Exercise instructions:
Reproduce the listing below exactly, minus its pictures.

Dataset records

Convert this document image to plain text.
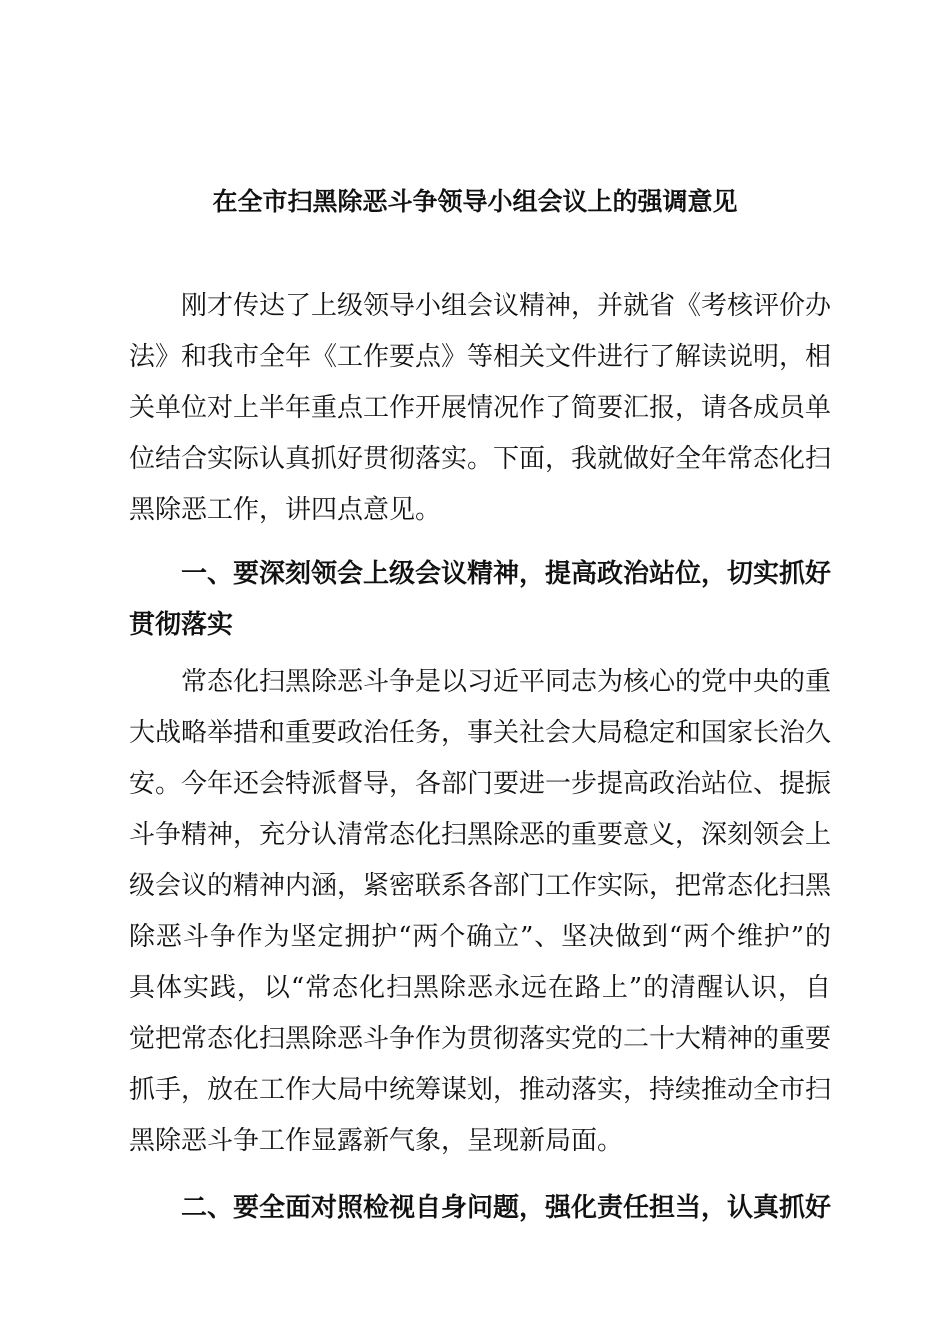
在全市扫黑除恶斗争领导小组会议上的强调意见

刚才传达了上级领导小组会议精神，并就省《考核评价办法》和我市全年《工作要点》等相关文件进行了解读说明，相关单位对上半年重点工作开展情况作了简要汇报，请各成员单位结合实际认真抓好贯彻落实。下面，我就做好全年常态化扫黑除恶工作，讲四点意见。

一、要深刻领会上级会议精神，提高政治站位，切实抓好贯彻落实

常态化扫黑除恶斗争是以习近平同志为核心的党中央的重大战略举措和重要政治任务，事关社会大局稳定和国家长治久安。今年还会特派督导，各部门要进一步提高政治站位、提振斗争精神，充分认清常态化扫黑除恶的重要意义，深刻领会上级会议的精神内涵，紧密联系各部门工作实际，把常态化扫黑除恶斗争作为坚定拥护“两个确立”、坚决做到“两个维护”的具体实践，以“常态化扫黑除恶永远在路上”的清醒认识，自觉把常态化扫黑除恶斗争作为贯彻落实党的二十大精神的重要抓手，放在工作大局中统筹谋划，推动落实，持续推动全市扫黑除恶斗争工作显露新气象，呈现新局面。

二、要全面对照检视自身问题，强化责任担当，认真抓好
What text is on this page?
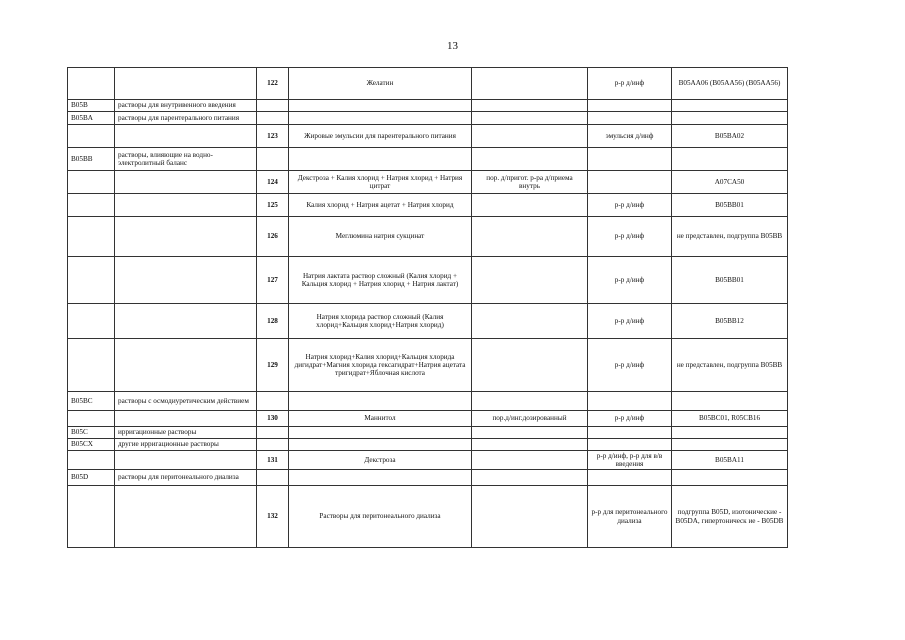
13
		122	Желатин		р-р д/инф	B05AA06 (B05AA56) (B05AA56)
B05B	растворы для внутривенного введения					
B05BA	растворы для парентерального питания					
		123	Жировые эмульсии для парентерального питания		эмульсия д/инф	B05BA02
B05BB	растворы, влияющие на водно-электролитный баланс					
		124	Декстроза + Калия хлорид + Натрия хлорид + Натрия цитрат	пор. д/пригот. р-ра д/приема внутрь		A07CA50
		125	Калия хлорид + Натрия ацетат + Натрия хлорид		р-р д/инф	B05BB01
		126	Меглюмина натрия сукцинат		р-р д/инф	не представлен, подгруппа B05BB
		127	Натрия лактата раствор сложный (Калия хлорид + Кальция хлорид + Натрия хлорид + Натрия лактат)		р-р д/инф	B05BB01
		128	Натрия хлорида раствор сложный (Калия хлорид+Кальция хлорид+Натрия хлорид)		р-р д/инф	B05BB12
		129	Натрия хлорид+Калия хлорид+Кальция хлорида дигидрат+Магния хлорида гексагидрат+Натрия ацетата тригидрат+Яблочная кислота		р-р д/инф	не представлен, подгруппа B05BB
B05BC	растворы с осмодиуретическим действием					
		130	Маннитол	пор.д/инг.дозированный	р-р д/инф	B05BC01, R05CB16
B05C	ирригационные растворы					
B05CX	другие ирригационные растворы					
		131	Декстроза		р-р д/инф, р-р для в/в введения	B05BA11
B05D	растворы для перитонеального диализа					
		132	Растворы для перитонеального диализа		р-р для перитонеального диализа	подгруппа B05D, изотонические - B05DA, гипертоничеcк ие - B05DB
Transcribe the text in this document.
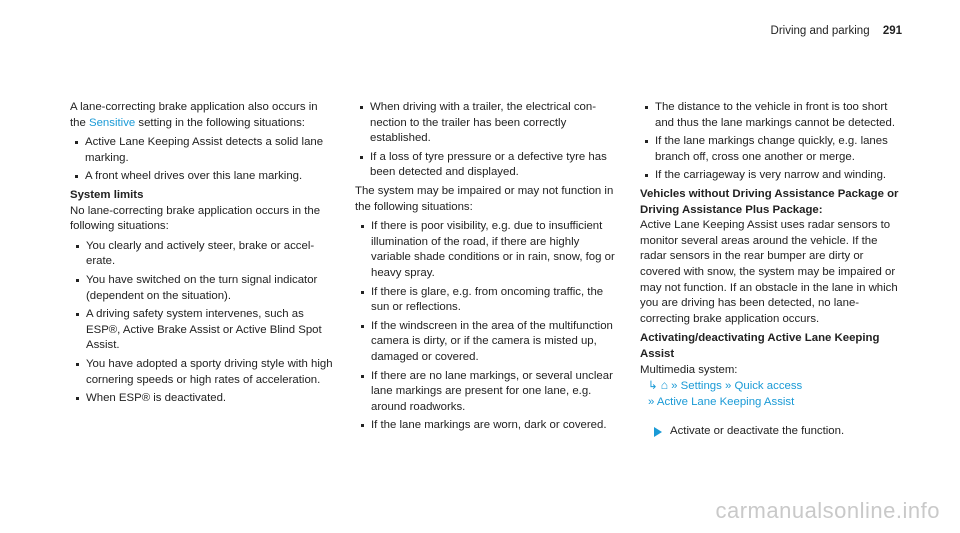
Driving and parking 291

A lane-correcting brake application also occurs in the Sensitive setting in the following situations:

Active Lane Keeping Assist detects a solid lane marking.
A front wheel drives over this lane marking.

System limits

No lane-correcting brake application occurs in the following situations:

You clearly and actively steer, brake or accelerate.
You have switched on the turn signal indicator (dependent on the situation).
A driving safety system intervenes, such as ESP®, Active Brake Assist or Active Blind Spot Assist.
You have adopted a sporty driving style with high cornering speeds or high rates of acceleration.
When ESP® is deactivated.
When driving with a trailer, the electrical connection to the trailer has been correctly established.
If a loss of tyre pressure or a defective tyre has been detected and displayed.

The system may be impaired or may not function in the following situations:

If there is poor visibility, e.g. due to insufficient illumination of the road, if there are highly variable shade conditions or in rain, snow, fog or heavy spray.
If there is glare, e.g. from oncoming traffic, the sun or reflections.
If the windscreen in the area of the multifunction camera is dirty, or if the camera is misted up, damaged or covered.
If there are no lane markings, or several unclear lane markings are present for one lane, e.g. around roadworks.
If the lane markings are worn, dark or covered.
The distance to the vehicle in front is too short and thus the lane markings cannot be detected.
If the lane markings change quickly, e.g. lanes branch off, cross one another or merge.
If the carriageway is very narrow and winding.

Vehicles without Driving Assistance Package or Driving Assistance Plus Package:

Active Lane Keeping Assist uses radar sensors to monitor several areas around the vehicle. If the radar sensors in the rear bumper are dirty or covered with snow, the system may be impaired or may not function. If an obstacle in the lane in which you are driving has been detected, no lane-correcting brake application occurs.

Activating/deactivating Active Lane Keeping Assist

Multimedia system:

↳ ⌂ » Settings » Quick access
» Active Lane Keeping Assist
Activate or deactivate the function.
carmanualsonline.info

Completed exercise:
Convert this document image to plain text.
在全市扫黑除恶斗争领导小组会议上的强调意见

刚才传达了上级领导小组会议精神，并就省《考核评价办法》和我市全年《工作要点》等相关文件进行了解读说明，相关单位对上半年重点工作开展情况作了简要汇报，请各成员单位结合实际认真抓好贯彻落实。下面，我就做好全年常态化扫黑除恶工作，讲四点意见。

一、要深刻领会上级会议精神，提高政治站位，切实抓好贯彻落实

常态化扫黑除恶斗争是以习近平同志为核心的党中央的重大战略举措和重要政治任务，事关社会大局稳定和国家长治久安。今年还会特派督导，各部门要进一步提高政治站位、提振斗争精神，充分认清常态化扫黑除恶的重要意义，深刻领会上级会议的精神内涵，紧密联系各部门工作实际，把常态化扫黑除恶斗争作为坚定拥护“两个确立”、坚决做到“两个维护”的具体实践，以“常态化扫黑除恶永远在路上”的清醒认识，自觉把常态化扫黑除恶斗争作为贯彻落实党的二十大精神的重要抓手，放在工作大局中统筹谋划，推动落实，持续推动全市扫黑除恶斗争工作显露新气象，呈现新局面。

二、要全面对照检视自身问题，强化责任担当，认真抓好
What text is on this page?
13
		122	Желатин		р-р д/инф	B05AA06 (B05AA56) (B05AA56)
B05B	растворы для внутривенного введения					
B05BA	растворы для парентерального питания					
		123	Жировые эмульсии для парентерального питания		эмульсия д/инф	B05BA02
B05BB	растворы, влияющие на водно-электролитный баланс					
		124	Декстроза + Калия хлорид + Натрия хлорид + Натрия цитрат	пор. д/пригот. р-ра д/приема внутрь		A07CA50
		125	Калия хлорид + Натрия ацетат + Натрия хлорид		р-р д/инф	B05BB01
		126	Меглюмина натрия сукцинат		р-р д/инф	не представлен, подгруппа B05BB
		127	Натрия лактата раствор сложный (Калия хлорид + Кальция хлорид + Натрия хлорид + Натрия лактат)		р-р д/инф	B05BB01
		128	Натрия хлорида раствор сложный (Калия хлорид+Кальция хлорид+Натрия хлорид)		р-р д/инф	B05BB12
		129	Натрия хлорид+Калия хлорид+Кальция хлорида дигидрат+Магния хлорида гексагидрат+Натрия ацетата тригидрат+Яблочная кислота		р-р д/инф	не представлен, подгруппа B05BB
B05BC	растворы с осмодиуретическим действием					
		130	Маннитол	пор.д/инг.дозированный	р-р д/инф	B05BC01, R05CB16
B05C	ирригационные растворы					
B05CX	другие ирригационные растворы					
		131	Декстроза		р-р д/инф, р-р для в/в введения	B05BA11
B05D	растворы для перитонеального диализа					
		132	Растворы для перитонеального диализа		р-р для перитонеального диализа	подгруппа B05D, изотонические - B05DA, гипертоничеcк ие - B05DB
Transcribe the text in this document.
Driving and parking 291

A lane-correcting brake application also occurs in the Sensitive setting in the following situations:

Active Lane Keeping Assist detects a solid lane marking.
A front wheel drives over this lane marking.

System limits

No lane-correcting brake application occurs in the following situations:

You clearly and actively steer, brake or accelerate.
You have switched on the turn signal indicator (dependent on the situation).
A driving safety system intervenes, such as ESP®, Active Brake Assist or Active Blind Spot Assist.
You have adopted a sporty driving style with high cornering speeds or high rates of acceleration.
When ESP® is deactivated.
When driving with a trailer, the electrical connection to the trailer has been correctly established.
If a loss of tyre pressure or a defective tyre has been detected and displayed.

The system may be impaired or may not function in the following situations:

If there is poor visibility, e.g. due to insufficient illumination of the road, if there are highly variable shade conditions or in rain, snow, fog or heavy spray.
If there is glare, e.g. from oncoming traffic, the sun or reflections.
If the windscreen in the area of the multifunction camera is dirty, or if the camera is misted up, damaged or covered.
If there are no lane markings, or several unclear lane markings are present for one lane, e.g. around roadworks.
If the lane markings are worn, dark or covered.
The distance to the vehicle in front is too short and thus the lane markings cannot be detected.
If the lane markings change quickly, e.g. lanes branch off, cross one another or merge.
If the carriageway is very narrow and winding.

Vehicles without Driving Assistance Package or Driving Assistance Plus Package:

Active Lane Keeping Assist uses radar sensors to monitor several areas around the vehicle. If the radar sensors in the rear bumper are dirty or covered with snow, the system may be impaired or may not function. If an obstacle in the lane in which you are driving has been detected, no lane-correcting brake application occurs.

Activating/deactivating Active Lane Keeping Assist

Multimedia system:

↳ ⌂ » Settings » Quick access
» Active Lane Keeping Assist
Activate or deactivate the function.
carmanualsonline.info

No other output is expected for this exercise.